** Start SELECTION **

# Fifa 22 EDA with Linear Regression using L1 Regularization (Lasso)
![alt text](FIFA-22-cover.jpg)

## Contents:
* [1. Introduction](#1)
* [2. Understanding Football](#2)
* [3. Goal Statement](#3)
* [4. Data Collection](#4)
    * [4.1 Importing Libraries](#4.1)
    * [4.2 Loading Dataset](#4.2)
* [5. Data Collection](#5)
* [6. Exploratory Data Analysis](#6)
    * [6.1 Data Insights](#6.1)
    * [6.2 Data Analysis](#6.2)
* [7. Train-Valid-Test Split](#7)
* [8. Model Selection & Hyperparameter Tuning](#8)
    * [8.1 Linear Regression](#8.1)
    * [8.2 Least Absolute Shrinkage and Selection Operator (LASSO)(L1)](#8.2)
    * [8.3 Hyperparamter Tuning](#8.3)
* [9. Model Performance on Test](#9)
* [10. Final Observations](#10)
* [11. Conclusion](#11)
* [12. References](#12)

- - - 
## 1. Introduction <a class="anchor" id="1"></a>

> To begin with, Fifa 22 is a simulation video game based on **Football**. In the video game, **Overall Rating** is the common metric used to rank football players. Being a football fan myself, I've wondered what influences this metric and how can it be predicted using different attributes of the player. In this section, I'll be demonstrating and explaining the process and workflow of the problem undertaken.

** End SELECTION **
** Start RECORD LIST **

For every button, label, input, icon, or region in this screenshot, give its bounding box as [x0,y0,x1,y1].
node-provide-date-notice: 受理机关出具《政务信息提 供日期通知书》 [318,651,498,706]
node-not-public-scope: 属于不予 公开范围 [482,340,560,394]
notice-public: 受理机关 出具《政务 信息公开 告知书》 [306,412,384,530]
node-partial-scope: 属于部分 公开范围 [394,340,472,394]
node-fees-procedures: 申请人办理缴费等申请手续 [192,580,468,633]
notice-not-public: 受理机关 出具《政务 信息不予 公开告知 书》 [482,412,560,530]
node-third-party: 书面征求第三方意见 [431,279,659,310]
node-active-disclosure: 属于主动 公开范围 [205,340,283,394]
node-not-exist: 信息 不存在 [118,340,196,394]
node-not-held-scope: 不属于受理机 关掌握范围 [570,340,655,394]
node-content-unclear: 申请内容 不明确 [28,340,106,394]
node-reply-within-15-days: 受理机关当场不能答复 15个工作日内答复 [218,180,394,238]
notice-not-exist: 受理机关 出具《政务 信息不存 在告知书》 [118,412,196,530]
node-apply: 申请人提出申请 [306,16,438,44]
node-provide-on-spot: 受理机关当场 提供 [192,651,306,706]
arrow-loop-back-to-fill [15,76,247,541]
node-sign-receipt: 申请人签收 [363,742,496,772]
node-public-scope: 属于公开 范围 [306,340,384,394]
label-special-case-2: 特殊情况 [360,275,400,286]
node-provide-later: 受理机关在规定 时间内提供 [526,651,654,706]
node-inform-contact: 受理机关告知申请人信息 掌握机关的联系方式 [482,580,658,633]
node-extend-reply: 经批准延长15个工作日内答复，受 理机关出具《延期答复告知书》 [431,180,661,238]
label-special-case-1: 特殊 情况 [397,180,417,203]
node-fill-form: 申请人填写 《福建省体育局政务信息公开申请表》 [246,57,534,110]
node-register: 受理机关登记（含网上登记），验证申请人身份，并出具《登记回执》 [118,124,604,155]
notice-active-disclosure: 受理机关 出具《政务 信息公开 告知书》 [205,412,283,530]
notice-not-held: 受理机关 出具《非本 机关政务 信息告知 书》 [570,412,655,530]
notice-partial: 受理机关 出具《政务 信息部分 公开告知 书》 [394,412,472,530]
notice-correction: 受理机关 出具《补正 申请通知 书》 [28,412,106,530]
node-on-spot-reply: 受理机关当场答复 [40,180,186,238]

** End RECORD LIST **

Reproduce word for word the passage of the Fifa 22 regression notebook above, between "# Fifa 22 EDA" and "[4.1 Importing Libraries](#4.1)", inclusive.

EXERCISE SOLUTION>
# Fifa 22 EDA with Linear Regression using L1 Regularization (Lasso)
![alt text](FIFA-22-cover.jpg)

## Contents:
* [1. Introduction](#1)
* [2. Understanding Football](#2)
* [3. Goal Statement](#3)
* [4. Data Collection](#4)
    * [4.1 Importing Libraries](#4.1)